(Data records)
####################

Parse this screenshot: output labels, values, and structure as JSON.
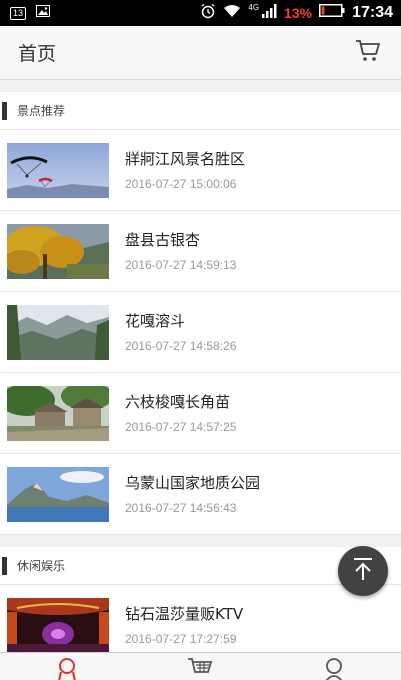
{
  "status_bar": {
    "notification_count": "13",
    "network": "4G",
    "battery_percent": "13%",
    "time": "17:34",
    "battery_color": "#ff3b30"
  },
  "header": {
    "title": "首页",
    "cart_icon": "cart-icon"
  },
  "sections": [
    {
      "title": "景点推荐",
      "items": [
        {
          "title": "牂牁江风景名胜区",
          "time": "2016-07-27 15:00:06",
          "image": "paragliding-sky"
        },
        {
          "title": "盘县古银杏",
          "time": "2016-07-27 14:59:13",
          "image": "ginkgo-tree"
        },
        {
          "title": "花嘎溶斗",
          "time": "2016-07-27 14:58:26",
          "image": "karst-valley"
        },
        {
          "title": "六枝梭嘎长角苗",
          "time": "2016-07-27 14:57:25",
          "image": "village-houses"
        },
        {
          "title": "乌蒙山国家地质公园",
          "time": "2016-07-27 14:56:43",
          "image": "mountain-lake"
        }
      ]
    },
    {
      "title": "休闲娱乐",
      "items": [
        {
          "title": "钻石温莎量贩KTV",
          "time": "2016-07-27 17:27:59",
          "image": "ktv-room"
        }
      ]
    }
  ],
  "back_to_top_icon": "arrow-up-icon",
  "bottom_nav": [
    {
      "icon": "home-icon",
      "active": true
    },
    {
      "icon": "cart-icon",
      "active": false
    },
    {
      "icon": "user-icon",
      "active": false
    }
  ],
  "colors": {
    "accent": "#d9342b",
    "header_bg": "#f7f7f7",
    "page_bg": "#f0f0f0"
  }
}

####################

### [What is asked]
Reproduce all entries exactly. Pictures do not belong in the copy.

### [Complete answer]
Parse this screenshot: output labels, values, and structure as JSON.
{
  "status_bar": {
    "notification_count": "13",
    "network": "4G",
    "battery_percent": "13%",
    "time": "17:34",
    "battery_color": "#ff3b30"
  },
  "header": {
    "title": "首页",
    "cart_icon": "cart-icon"
  },
  "sections": [
    {
      "title": "景点推荐",
      "items": [
        {
          "title": "牂牁江风景名胜区",
          "time": "2016-07-27 15:00:06",
          "image": "paragliding-sky"
        },
        {
          "title": "盘县古银杏",
          "time": "2016-07-27 14:59:13",
          "image": "ginkgo-tree"
        },
        {
          "title": "花嘎溶斗",
          "time": "2016-07-27 14:58:26",
          "image": "karst-valley"
        },
        {
          "title": "六枝梭嘎长角苗",
          "time": "2016-07-27 14:57:25",
          "image": "village-houses"
        },
        {
          "title": "乌蒙山国家地质公园",
          "time": "2016-07-27 14:56:43",
          "image": "mountain-lake"
        }
      ]
    },
    {
      "title": "休闲娱乐",
      "items": [
        {
          "title": "钻石温莎量贩KTV",
          "time": "2016-07-27 17:27:59",
          "image": "ktv-room"
        }
      ]
    }
  ],
  "back_to_top_icon": "arrow-up-icon",
  "bottom_nav": [
    {
      "icon": "home-icon",
      "active": true
    },
    {
      "icon": "cart-icon",
      "active": false
    },
    {
      "icon": "user-icon",
      "active": false
    }
  ],
  "colors": {
    "accent": "#d9342b",
    "header_bg": "#f7f7f7",
    "page_bg": "#f0f0f0"
  }
}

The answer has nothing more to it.